Leading up to WWDC, Apple now worth more than Microsoft + Intel

Leading up to WWDC, Apple now worth more than Microsoft + Intel

Summary: As Apple prepares to announce its latest product innovations at WWDC 2011, the company closed the week with a market cap than now exceeds Microsoft and Intel combined.

TOPICS: Intel, Apple, Microsoft

When historians look back at this past decade in the technology revolution, I wonder if the story of Apple's comeback will look and feel and surreal as it does to those of us who have lived through it? Probably not.

As Apple prepares to announce its next series of innovations at its World Wide Developers Conference on Monday (TechRepublic will provide live commentary), the company closed the week on the NASDAQ with a stock price of $343.38, which means the public values the company at $317.6 billion (what Wall Street calls "market capitalization" or "market cap").

Meanwhile, Microsoft finished the week with a market cap of $201.59 billion and Intel closed at $115.21 billion. You know where I'm going with this. The combined market value of Microsoft and Intel = $316.8 billion. Apple is now worth more than Wintel.

[Data excerpts]
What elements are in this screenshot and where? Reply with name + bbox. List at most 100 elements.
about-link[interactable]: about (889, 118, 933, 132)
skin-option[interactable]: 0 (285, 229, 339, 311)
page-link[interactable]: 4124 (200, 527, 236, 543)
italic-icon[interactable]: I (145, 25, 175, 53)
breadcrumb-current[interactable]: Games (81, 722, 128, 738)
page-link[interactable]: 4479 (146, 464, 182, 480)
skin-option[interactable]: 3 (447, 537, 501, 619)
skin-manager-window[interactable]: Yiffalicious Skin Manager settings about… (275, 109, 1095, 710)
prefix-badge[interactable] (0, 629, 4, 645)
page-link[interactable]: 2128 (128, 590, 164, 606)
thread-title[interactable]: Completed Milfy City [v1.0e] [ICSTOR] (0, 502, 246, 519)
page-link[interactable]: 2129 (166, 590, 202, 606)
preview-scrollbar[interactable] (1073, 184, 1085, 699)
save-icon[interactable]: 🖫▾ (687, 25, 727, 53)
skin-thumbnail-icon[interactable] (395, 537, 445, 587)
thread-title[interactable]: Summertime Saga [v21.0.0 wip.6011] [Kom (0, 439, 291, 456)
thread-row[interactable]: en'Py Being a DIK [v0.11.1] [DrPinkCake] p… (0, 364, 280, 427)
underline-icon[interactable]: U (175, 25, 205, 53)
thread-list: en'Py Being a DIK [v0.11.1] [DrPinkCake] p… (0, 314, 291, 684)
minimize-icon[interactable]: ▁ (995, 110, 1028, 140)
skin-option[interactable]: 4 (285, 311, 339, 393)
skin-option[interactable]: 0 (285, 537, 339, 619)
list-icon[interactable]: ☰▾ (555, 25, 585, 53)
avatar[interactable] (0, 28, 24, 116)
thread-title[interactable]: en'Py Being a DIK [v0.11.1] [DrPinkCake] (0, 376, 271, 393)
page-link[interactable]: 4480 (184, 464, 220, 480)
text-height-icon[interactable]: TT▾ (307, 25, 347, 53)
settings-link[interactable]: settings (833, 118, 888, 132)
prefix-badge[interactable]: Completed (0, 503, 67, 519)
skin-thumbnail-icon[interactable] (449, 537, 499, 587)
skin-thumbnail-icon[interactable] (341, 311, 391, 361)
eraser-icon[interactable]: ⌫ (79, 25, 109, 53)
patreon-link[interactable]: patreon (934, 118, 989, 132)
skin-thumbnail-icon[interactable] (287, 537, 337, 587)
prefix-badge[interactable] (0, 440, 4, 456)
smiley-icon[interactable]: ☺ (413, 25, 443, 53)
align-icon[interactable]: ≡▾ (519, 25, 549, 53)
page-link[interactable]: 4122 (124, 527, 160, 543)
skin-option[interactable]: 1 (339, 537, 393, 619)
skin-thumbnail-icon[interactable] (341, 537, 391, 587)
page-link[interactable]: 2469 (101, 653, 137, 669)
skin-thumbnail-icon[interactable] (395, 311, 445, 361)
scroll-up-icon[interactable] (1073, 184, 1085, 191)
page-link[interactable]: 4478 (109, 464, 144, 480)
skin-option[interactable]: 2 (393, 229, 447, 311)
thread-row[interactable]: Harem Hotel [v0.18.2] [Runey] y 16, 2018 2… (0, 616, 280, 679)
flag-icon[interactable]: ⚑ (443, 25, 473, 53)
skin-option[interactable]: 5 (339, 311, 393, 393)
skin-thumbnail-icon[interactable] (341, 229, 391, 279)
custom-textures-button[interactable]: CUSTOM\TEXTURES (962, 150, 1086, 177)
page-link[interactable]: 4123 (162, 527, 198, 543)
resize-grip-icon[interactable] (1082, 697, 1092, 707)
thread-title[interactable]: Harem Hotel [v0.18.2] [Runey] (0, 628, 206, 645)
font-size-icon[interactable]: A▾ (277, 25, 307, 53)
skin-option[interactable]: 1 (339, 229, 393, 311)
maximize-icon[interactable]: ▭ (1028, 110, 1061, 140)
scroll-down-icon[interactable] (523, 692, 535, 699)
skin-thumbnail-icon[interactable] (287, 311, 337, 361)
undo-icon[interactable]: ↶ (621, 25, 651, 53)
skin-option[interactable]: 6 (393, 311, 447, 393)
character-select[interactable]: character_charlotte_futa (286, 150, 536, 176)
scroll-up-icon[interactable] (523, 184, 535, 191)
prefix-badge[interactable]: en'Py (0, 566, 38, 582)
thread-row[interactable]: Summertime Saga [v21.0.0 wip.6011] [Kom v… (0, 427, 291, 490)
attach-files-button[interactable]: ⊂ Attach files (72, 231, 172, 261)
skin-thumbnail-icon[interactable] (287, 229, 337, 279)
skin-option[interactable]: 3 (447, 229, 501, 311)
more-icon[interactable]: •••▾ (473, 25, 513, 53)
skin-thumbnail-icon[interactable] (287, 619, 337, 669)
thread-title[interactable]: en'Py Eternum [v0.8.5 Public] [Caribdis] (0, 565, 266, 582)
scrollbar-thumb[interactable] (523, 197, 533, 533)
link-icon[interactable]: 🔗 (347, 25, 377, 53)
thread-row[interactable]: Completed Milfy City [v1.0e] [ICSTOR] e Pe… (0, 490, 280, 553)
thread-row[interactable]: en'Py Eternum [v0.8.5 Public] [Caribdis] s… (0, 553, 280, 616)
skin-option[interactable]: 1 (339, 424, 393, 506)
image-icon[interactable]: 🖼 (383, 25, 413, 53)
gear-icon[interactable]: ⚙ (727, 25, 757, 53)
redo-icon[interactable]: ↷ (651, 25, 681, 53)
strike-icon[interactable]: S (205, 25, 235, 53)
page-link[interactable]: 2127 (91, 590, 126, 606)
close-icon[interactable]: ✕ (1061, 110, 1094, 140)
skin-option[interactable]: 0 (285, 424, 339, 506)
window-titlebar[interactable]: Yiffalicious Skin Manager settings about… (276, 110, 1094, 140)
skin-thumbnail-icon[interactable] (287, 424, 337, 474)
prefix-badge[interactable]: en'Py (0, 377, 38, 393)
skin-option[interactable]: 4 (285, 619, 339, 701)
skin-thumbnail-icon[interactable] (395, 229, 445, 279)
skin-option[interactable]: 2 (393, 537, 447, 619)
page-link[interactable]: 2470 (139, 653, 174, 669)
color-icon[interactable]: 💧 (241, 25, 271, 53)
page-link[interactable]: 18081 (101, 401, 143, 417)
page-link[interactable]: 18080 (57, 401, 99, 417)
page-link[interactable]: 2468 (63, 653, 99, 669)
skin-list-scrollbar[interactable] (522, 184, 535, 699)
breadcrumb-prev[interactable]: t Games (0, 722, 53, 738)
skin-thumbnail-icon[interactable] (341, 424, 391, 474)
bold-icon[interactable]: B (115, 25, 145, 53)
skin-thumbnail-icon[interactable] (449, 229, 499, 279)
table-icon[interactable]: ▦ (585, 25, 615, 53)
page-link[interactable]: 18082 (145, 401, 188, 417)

[Problem set]
1. According to the article on Apple's market value, what market cap did Microsoft finish the week with?
2. Extend the article on Apple's market value beyond its final sentence.
The records have no role in this work.

[Exercise answers]
1. $201.59 billion.

2.
Obviously, that's significant since, during the 1990s, the Microsoft Windows + Intel combo nearly drove Apple out of business. MacDailyNews, which first pointed out this development on Friday when the market closed, dug up this quote from June 1998 from Bill Gates: "What I can't figure out is why he [Steve Jobs] is even trying [to be the CEO of Apple]. He knows he can't win."

While Apple is riding high from a string of product hits, Microsoft continues to struggle to redefine itself in technology world that is expanding far beyond the traditional PC.

Of course, Intel is now a close partner of Apple's in the Macintosh division. But, don't be surprised if Apple's market cap victory over Wintel shows up in Jobs' slide show at WWDC on Monday. Jobs loves to gloat and to poke fun his rivals -- none more than Microsoft.

This was originally published on TechRepublic.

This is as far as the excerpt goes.